- [Task material]
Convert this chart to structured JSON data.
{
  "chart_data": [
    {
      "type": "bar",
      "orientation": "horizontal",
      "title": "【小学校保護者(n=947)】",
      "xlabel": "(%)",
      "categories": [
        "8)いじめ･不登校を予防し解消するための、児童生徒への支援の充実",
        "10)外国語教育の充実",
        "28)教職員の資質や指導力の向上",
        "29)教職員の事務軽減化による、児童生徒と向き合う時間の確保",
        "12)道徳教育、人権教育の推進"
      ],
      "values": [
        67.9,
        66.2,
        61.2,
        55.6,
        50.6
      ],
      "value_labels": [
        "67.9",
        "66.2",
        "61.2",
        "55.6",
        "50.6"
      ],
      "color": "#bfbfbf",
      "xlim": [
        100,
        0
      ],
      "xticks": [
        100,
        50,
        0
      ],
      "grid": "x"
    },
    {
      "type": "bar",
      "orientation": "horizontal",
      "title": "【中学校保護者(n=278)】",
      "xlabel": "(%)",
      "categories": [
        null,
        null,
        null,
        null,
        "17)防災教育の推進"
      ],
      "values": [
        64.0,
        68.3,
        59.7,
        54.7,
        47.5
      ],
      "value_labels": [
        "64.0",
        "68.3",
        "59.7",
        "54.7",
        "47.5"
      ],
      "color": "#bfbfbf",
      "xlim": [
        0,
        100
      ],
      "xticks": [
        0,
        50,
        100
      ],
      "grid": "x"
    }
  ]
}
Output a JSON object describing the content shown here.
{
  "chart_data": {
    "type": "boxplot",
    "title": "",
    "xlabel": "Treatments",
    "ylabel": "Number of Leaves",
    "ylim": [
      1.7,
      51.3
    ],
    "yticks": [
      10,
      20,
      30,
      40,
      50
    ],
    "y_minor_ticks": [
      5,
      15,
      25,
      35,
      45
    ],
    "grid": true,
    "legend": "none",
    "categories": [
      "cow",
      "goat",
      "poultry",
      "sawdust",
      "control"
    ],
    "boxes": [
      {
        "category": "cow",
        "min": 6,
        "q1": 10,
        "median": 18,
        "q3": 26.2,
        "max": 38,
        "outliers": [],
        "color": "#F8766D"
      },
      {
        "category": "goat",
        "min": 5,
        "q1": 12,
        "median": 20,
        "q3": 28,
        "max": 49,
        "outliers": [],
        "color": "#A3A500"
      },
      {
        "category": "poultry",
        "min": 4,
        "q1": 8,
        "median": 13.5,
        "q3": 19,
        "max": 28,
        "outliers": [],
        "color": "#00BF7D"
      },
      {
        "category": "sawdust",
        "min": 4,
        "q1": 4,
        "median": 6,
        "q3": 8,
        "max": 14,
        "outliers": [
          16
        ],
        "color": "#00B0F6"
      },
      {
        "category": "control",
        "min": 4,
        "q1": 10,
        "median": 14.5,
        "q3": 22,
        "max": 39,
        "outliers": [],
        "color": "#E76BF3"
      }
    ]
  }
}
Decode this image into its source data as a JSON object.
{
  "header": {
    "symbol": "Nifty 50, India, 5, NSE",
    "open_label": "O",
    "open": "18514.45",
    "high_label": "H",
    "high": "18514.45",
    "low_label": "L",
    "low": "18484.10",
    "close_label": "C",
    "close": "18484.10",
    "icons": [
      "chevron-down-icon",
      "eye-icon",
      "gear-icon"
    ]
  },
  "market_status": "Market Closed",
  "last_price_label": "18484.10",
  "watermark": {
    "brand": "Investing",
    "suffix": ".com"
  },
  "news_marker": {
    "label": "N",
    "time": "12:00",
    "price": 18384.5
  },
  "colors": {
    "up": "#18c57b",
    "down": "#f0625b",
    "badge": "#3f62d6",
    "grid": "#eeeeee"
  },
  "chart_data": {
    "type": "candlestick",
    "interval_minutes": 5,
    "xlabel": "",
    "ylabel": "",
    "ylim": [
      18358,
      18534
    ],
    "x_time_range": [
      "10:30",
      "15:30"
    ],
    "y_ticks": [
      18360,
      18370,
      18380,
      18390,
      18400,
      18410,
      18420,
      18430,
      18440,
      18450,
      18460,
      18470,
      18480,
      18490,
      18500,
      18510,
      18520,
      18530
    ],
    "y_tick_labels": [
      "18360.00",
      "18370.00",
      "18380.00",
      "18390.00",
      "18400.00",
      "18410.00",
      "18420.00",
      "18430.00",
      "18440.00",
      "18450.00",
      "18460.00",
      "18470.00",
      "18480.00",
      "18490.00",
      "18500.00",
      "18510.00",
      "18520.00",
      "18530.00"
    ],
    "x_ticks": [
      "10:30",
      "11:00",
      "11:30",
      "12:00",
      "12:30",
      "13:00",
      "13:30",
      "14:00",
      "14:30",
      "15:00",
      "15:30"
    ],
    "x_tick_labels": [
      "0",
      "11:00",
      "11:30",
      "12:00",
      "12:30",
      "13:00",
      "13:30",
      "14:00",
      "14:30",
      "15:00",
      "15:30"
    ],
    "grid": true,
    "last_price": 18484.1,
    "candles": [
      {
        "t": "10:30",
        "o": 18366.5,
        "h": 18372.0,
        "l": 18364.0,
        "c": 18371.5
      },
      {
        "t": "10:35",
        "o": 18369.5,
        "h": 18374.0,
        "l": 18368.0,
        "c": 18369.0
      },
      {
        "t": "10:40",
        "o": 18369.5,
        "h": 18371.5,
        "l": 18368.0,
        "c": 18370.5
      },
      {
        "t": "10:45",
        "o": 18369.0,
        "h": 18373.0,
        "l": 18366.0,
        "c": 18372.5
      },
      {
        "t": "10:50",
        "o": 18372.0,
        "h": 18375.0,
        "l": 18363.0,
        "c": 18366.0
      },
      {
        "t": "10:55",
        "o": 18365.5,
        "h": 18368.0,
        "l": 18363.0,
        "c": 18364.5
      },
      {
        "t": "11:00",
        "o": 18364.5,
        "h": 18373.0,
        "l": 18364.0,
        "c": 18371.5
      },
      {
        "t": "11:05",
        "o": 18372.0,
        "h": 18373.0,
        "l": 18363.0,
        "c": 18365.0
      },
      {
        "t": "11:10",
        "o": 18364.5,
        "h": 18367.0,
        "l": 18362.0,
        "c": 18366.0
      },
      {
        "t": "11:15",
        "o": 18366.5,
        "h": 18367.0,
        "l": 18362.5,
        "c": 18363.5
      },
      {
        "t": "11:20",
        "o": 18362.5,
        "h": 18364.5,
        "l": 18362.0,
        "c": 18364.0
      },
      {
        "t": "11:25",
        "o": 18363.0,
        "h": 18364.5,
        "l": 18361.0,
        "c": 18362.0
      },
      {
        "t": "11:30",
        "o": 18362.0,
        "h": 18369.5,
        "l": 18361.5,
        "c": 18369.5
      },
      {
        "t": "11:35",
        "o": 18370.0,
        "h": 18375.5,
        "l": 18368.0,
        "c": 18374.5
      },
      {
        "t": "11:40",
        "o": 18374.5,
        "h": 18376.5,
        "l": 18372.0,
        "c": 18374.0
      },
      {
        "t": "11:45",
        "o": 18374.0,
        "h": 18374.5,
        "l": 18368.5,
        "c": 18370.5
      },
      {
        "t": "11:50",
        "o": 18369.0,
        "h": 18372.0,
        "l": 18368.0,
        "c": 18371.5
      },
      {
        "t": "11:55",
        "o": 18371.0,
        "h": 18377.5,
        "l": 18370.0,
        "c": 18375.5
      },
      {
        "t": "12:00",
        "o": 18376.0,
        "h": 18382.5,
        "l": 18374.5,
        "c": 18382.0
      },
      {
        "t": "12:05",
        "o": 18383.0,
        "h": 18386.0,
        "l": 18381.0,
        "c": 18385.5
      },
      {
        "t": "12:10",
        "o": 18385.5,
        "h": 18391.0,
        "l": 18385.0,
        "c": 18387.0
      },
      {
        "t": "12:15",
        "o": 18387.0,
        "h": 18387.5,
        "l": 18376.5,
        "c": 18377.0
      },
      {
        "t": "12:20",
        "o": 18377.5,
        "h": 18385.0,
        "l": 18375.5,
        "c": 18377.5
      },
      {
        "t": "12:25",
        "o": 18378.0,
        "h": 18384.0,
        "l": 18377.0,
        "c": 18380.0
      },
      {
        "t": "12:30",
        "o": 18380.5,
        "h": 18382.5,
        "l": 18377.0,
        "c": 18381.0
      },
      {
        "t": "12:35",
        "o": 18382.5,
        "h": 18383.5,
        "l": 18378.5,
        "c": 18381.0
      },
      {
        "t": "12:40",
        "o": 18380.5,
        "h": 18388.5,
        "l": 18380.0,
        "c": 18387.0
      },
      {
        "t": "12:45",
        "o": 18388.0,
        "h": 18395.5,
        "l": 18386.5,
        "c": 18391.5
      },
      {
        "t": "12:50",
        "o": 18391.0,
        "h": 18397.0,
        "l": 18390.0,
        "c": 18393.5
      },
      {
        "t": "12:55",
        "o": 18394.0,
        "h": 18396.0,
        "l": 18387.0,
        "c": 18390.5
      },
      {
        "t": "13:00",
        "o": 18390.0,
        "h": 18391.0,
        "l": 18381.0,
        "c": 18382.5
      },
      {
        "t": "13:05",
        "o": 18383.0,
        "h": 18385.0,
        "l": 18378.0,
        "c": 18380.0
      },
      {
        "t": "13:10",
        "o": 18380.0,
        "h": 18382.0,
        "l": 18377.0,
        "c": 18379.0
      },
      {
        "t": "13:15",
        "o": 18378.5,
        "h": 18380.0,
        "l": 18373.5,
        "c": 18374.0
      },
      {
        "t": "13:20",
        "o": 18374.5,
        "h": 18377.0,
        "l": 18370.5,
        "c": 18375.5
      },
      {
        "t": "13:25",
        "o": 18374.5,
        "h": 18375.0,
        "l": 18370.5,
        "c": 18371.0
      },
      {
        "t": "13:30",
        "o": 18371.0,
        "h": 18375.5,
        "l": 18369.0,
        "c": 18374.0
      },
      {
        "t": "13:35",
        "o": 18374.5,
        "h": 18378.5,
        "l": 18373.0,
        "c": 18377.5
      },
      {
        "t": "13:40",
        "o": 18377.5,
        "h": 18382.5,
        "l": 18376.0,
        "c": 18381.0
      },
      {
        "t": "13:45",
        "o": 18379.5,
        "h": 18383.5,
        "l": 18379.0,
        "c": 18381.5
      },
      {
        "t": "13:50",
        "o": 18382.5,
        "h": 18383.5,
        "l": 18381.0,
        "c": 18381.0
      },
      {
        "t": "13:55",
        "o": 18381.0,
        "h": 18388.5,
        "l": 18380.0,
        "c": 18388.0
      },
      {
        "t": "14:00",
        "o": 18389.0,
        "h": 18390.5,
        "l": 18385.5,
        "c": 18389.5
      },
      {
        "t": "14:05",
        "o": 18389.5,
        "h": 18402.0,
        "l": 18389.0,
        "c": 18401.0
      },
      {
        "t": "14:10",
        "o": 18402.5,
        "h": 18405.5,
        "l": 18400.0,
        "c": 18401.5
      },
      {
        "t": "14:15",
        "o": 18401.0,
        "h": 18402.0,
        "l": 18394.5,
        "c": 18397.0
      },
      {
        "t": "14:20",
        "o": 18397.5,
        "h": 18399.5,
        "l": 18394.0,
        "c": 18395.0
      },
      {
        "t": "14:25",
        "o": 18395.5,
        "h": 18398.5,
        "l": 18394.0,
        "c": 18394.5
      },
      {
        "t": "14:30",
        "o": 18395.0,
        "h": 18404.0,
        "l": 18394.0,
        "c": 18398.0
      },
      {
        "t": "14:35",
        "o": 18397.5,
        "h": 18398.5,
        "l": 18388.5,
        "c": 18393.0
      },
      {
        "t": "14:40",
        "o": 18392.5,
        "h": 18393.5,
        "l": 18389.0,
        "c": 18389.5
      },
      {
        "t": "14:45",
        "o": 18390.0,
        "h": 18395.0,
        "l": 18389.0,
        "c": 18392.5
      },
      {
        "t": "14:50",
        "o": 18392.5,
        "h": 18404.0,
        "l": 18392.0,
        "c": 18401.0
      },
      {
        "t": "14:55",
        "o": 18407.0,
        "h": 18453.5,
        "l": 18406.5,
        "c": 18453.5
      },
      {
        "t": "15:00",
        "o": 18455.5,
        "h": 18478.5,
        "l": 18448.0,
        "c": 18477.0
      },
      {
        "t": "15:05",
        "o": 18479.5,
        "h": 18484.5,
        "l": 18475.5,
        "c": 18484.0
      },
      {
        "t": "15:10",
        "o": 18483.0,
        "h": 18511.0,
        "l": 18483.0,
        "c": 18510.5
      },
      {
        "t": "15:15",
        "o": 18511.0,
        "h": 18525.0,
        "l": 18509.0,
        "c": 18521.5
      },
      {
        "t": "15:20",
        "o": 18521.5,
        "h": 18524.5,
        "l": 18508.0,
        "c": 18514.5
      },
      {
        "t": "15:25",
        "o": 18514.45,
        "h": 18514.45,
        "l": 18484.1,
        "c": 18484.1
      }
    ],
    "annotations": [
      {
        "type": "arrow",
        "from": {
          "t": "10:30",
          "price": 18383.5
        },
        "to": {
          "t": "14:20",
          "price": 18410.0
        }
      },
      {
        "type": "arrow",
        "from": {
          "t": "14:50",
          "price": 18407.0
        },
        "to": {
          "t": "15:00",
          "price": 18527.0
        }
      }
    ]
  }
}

- [Task instructions] From the listing, tally every line with the word "category" in it and give only the tally.

- [Problem solution] 5